Source data below:

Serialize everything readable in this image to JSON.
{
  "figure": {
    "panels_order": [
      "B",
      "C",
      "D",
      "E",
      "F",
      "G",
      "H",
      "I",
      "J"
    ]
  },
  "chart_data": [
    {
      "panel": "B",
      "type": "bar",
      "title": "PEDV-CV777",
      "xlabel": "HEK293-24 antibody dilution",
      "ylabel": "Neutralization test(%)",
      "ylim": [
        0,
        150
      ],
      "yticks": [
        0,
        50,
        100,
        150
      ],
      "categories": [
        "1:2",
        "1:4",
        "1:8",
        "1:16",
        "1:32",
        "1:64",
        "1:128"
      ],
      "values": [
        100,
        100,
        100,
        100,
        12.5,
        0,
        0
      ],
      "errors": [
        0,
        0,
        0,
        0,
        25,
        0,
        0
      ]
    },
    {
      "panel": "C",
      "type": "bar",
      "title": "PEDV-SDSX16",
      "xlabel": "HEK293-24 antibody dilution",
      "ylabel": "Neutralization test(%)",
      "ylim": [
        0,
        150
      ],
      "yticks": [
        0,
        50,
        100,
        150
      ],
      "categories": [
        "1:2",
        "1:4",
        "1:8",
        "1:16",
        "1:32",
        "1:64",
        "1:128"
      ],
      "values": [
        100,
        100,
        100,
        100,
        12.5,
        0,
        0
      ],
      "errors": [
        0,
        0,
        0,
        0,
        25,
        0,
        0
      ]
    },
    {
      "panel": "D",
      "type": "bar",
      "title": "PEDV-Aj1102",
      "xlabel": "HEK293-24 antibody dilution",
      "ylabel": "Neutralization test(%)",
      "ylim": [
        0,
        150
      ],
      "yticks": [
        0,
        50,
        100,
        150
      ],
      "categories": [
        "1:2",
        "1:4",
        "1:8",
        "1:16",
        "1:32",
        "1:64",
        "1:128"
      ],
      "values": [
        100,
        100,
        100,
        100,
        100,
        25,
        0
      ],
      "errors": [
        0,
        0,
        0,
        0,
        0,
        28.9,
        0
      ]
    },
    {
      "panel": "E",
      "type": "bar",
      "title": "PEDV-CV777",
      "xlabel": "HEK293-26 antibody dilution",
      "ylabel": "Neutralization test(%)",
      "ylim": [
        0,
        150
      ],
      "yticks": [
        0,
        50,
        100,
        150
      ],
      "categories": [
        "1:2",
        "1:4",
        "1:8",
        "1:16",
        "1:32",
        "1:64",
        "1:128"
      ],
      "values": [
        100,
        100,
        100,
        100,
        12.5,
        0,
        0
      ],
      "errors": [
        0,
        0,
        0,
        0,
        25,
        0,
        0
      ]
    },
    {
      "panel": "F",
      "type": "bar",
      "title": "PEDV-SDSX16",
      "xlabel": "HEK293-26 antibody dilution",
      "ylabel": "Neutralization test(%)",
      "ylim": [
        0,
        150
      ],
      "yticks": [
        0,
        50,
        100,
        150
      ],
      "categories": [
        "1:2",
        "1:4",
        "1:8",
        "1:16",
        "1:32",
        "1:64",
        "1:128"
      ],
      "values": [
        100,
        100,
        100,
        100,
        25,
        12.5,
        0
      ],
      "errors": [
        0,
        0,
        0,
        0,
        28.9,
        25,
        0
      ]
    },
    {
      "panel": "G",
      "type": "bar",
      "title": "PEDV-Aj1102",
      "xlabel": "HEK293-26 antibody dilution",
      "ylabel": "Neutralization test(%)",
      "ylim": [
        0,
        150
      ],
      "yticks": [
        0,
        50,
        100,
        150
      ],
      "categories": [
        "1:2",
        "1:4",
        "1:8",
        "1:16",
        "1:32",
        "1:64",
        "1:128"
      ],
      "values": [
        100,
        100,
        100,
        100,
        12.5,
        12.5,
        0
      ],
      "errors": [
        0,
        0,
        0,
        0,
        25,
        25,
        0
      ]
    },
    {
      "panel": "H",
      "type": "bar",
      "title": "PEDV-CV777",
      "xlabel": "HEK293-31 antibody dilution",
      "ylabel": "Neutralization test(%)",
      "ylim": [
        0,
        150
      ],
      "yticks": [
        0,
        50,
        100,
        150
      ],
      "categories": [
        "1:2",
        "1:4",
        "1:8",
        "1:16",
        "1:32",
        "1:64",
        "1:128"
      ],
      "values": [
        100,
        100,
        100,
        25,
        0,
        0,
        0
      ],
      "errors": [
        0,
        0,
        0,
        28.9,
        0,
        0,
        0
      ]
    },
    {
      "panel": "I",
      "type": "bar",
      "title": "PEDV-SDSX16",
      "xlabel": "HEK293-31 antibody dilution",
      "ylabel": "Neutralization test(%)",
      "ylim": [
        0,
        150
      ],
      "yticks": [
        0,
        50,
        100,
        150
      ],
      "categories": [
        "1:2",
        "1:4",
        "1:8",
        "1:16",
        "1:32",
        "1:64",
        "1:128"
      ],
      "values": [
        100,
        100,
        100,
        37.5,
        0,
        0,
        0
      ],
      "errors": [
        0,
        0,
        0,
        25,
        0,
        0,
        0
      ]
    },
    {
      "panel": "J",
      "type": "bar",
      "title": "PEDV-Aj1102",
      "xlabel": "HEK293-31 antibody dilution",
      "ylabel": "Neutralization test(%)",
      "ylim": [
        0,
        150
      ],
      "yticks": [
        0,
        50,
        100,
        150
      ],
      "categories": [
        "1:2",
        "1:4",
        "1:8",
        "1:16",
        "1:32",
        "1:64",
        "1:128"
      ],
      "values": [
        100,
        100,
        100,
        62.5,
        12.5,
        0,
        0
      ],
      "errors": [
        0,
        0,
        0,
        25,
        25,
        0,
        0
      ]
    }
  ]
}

End of Source data.

--- Your goal ---
Repeat the data exactly. Omit nothing.

--- Exercise output ---
Serialize everything readable in this image to JSON.
{
  "figure": {
    "panels_order": [
      "B",
      "C",
      "D",
      "E",
      "F",
      "G",
      "H",
      "I",
      "J"
    ]
  },
  "chart_data": [
    {
      "panel": "B",
      "type": "bar",
      "title": "PEDV-CV777",
      "xlabel": "HEK293-24 antibody dilution",
      "ylabel": "Neutralization test(%)",
      "ylim": [
        0,
        150
      ],
      "yticks": [
        0,
        50,
        100,
        150
      ],
      "categories": [
        "1:2",
        "1:4",
        "1:8",
        "1:16",
        "1:32",
        "1:64",
        "1:128"
      ],
      "values": [
        100,
        100,
        100,
        100,
        12.5,
        0,
        0
      ],
      "errors": [
        0,
        0,
        0,
        0,
        25,
        0,
        0
      ]
    },
    {
      "panel": "C",
      "type": "bar",
      "title": "PEDV-SDSX16",
      "xlabel": "HEK293-24 antibody dilution",
      "ylabel": "Neutralization test(%)",
      "ylim": [
        0,
        150
      ],
      "yticks": [
        0,
        50,
        100,
        150
      ],
      "categories": [
        "1:2",
        "1:4",
        "1:8",
        "1:16",
        "1:32",
        "1:64",
        "1:128"
      ],
      "values": [
        100,
        100,
        100,
        100,
        12.5,
        0,
        0
      ],
      "errors": [
        0,
        0,
        0,
        0,
        25,
        0,
        0
      ]
    },
    {
      "panel": "D",
      "type": "bar",
      "title": "PEDV-Aj1102",
      "xlabel": "HEK293-24 antibody dilution",
      "ylabel": "Neutralization test(%)",
      "ylim": [
        0,
        150
      ],
      "yticks": [
        0,
        50,
        100,
        150
      ],
      "categories": [
        "1:2",
        "1:4",
        "1:8",
        "1:16",
        "1:32",
        "1:64",
        "1:128"
      ],
      "values": [
        100,
        100,
        100,
        100,
        100,
        25,
        0
      ],
      "errors": [
        0,
        0,
        0,
        0,
        0,
        28.9,
        0
      ]
    },
    {
      "panel": "E",
      "type": "bar",
      "title": "PEDV-CV777",
      "xlabel": "HEK293-26 antibody dilution",
      "ylabel": "Neutralization test(%)",
      "ylim": [
        0,
        150
      ],
      "yticks": [
        0,
        50,
        100,
        150
      ],
      "categories": [
        "1:2",
        "1:4",
        "1:8",
        "1:16",
        "1:32",
        "1:64",
        "1:128"
      ],
      "values": [
        100,
        100,
        100,
        100,
        12.5,
        0,
        0
      ],
      "errors": [
        0,
        0,
        0,
        0,
        25,
        0,
        0
      ]
    },
    {
      "panel": "F",
      "type": "bar",
      "title": "PEDV-SDSX16",
      "xlabel": "HEK293-26 antibody dilution",
      "ylabel": "Neutralization test(%)",
      "ylim": [
        0,
        150
      ],
      "yticks": [
        0,
        50,
        100,
        150
      ],
      "categories": [
        "1:2",
        "1:4",
        "1:8",
        "1:16",
        "1:32",
        "1:64",
        "1:128"
      ],
      "values": [
        100,
        100,
        100,
        100,
        25,
        12.5,
        0
      ],
      "errors": [
        0,
        0,
        0,
        0,
        28.9,
        25,
        0
      ]
    },
    {
      "panel": "G",
      "type": "bar",
      "title": "PEDV-Aj1102",
      "xlabel": "HEK293-26 antibody dilution",
      "ylabel": "Neutralization test(%)",
      "ylim": [
        0,
        150
      ],
      "yticks": [
        0,
        50,
        100,
        150
      ],
      "categories": [
        "1:2",
        "1:4",
        "1:8",
        "1:16",
        "1:32",
        "1:64",
        "1:128"
      ],
      "values": [
        100,
        100,
        100,
        100,
        12.5,
        12.5,
        0
      ],
      "errors": [
        0,
        0,
        0,
        0,
        25,
        25,
        0
      ]
    },
    {
      "panel": "H",
      "type": "bar",
      "title": "PEDV-CV777",
      "xlabel": "HEK293-31 antibody dilution",
      "ylabel": "Neutralization test(%)",
      "ylim": [
        0,
        150
      ],
      "yticks": [
        0,
        50,
        100,
        150
      ],
      "categories": [
        "1:2",
        "1:4",
        "1:8",
        "1:16",
        "1:32",
        "1:64",
        "1:128"
      ],
      "values": [
        100,
        100,
        100,
        25,
        0,
        0,
        0
      ],
      "errors": [
        0,
        0,
        0,
        28.9,
        0,
        0,
        0
      ]
    },
    {
      "panel": "I",
      "type": "bar",
      "title": "PEDV-SDSX16",
      "xlabel": "HEK293-31 antibody dilution",
      "ylabel": "Neutralization test(%)",
      "ylim": [
        0,
        150
      ],
      "yticks": [
        0,
        50,
        100,
        150
      ],
      "categories": [
        "1:2",
        "1:4",
        "1:8",
        "1:16",
        "1:32",
        "1:64",
        "1:128"
      ],
      "values": [
        100,
        100,
        100,
        37.5,
        0,
        0,
        0
      ],
      "errors": [
        0,
        0,
        0,
        25,
        0,
        0,
        0
      ]
    },
    {
      "panel": "J",
      "type": "bar",
      "title": "PEDV-Aj1102",
      "xlabel": "HEK293-31 antibody dilution",
      "ylabel": "Neutralization test(%)",
      "ylim": [
        0,
        150
      ],
      "yticks": [
        0,
        50,
        100,
        150
      ],
      "categories": [
        "1:2",
        "1:4",
        "1:8",
        "1:16",
        "1:32",
        "1:64",
        "1:128"
      ],
      "values": [
        100,
        100,
        100,
        62.5,
        12.5,
        0,
        0
      ],
      "errors": [
        0,
        0,
        0,
        25,
        25,
        0,
        0
      ]
    }
  ]
}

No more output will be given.